((
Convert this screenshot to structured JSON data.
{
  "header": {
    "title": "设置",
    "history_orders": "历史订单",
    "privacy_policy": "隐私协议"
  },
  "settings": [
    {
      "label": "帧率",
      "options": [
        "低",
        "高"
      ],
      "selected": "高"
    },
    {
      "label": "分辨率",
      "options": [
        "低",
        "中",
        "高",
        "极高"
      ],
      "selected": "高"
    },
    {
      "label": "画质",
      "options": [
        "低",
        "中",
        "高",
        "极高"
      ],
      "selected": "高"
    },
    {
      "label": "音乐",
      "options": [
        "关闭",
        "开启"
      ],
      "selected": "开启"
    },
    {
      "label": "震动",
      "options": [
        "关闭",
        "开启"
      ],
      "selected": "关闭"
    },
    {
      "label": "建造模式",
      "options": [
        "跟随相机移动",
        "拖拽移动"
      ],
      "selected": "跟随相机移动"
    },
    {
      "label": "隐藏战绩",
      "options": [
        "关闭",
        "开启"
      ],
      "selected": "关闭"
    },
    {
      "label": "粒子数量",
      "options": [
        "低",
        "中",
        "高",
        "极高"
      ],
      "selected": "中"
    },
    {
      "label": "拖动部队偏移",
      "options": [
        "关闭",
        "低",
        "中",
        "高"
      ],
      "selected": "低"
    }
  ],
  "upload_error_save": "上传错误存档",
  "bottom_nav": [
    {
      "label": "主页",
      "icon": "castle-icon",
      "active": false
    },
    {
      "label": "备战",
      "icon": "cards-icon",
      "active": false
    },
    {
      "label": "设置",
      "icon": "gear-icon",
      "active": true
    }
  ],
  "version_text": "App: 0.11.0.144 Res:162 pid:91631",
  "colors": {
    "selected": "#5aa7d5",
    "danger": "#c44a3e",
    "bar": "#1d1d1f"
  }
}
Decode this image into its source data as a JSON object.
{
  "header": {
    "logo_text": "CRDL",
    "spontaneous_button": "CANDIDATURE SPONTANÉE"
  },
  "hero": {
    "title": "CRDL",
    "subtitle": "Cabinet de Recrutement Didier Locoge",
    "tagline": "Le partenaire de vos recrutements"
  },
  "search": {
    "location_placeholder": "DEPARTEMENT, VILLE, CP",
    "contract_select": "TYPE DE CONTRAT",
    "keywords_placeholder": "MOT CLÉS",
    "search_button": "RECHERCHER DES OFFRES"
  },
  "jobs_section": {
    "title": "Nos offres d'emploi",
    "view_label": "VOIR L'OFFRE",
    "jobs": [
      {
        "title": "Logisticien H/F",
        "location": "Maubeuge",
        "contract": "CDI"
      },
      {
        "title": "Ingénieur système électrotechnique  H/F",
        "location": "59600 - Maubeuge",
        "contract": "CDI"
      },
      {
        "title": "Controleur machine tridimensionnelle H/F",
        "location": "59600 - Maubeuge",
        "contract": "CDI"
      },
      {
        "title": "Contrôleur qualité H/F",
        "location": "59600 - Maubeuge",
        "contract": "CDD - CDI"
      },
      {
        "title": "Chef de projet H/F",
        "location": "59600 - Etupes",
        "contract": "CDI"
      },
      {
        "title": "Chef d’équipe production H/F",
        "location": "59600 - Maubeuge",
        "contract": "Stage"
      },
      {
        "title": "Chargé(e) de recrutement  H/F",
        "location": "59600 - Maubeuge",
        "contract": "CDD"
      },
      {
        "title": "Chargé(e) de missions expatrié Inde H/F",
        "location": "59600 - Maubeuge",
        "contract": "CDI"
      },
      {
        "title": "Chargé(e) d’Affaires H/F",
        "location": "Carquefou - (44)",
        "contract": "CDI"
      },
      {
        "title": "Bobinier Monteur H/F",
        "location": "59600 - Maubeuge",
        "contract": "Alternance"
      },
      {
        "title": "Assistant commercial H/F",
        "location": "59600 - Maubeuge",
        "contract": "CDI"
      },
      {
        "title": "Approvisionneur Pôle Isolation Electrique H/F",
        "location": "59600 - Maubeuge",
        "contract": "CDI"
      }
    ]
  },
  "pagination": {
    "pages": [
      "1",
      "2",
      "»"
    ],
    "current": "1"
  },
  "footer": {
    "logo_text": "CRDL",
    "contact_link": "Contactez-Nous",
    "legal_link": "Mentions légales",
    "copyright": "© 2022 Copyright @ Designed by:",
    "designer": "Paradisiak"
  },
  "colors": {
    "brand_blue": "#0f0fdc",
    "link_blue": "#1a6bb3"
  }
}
))
◆ **Exercise instructions**: Pull every line containing "JSON" from the data.

◆ **Answer for this exercise**:
Convert this screenshot to structured JSON data.
Decode this image into its source data as a JSON object.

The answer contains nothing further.